§ **Source text**:
..............................

CIB

Mystery of a Nun’s Murder Returns to Rozhdestvensky Bulvar

Date: 05/18/22

Author: Kent Moors, Ph.D.


Beginning next week, two Classified Intelligence Brief Spy Tale entries will comprise my annual return to a series of events that began on a Memorial Day weekend years ago. Next week’s tale will address the worst episode of my intelligence career. The second will explain how we got even.

Thereafter, some of the more personal unsavory and troubling elements of my experiences in the shadows will finally see the light of day, thanks to the latest vetting by “mother.”

Today, I find a recent Moscow newspaper story once again rustling some remembrances. While attention remains transfixed on the invasion of Ukraine – what one Russian contact calls “Putin’s Folly,” (privately of course) – some other matters are also gracing the national press.

One of these has prompted the renewed interest in a decades old murder. Yet there days, even crimes committed decades ago have a way of circling forward to the current war, at least in the minds of opinion spinners in the Kremlin. More on that later.

..............................

§ **Entries shown**:
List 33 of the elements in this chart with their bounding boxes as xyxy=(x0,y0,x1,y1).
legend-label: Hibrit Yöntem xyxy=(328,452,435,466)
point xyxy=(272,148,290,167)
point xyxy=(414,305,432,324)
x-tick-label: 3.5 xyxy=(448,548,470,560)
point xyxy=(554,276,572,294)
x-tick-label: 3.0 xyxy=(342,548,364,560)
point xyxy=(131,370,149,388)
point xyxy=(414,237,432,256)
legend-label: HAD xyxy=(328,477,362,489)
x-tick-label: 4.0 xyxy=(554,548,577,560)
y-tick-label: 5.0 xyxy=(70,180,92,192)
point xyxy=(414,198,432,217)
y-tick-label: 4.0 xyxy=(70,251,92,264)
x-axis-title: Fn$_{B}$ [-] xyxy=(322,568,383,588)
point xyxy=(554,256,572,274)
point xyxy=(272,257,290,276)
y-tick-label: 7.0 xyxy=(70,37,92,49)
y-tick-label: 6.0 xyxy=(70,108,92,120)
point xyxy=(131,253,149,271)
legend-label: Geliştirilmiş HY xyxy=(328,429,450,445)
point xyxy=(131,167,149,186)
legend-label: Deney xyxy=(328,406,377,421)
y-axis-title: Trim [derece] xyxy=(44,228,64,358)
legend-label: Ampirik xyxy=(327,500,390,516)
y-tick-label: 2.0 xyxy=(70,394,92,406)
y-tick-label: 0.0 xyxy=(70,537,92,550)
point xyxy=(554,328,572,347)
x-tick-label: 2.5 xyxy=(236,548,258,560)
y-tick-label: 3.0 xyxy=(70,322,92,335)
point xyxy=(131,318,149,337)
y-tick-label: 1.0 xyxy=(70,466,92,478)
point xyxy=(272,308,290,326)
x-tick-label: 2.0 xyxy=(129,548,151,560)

..............................

§ **Required task**: Please quote the article about the nun's murder from "Author: Kent Moors, Ph.D." up to and including "the national press.".

§ **Answer to the exercise**:
Author: Kent Moors, Ph.D.


Beginning next week, two Classified Intelligence Brief Spy Tale entries will comprise my annual return to a series of events that began on a Memorial Day weekend years ago. Next week’s tale will address the worst episode of my intelligence career. The second will explain how we got even.

Thereafter, some of the more personal unsavory and troubling elements of my experiences in the shadows will finally see the light of day, thanks to the latest vetting by “mother.”

Today, I find a recent Moscow newspaper story once again rustling some remembrances. While attention remains transfixed on the invasion of Ukraine – what one Russian contact calls “Putin’s Folly,” (privately of course) – some other matters are also gracing the national press.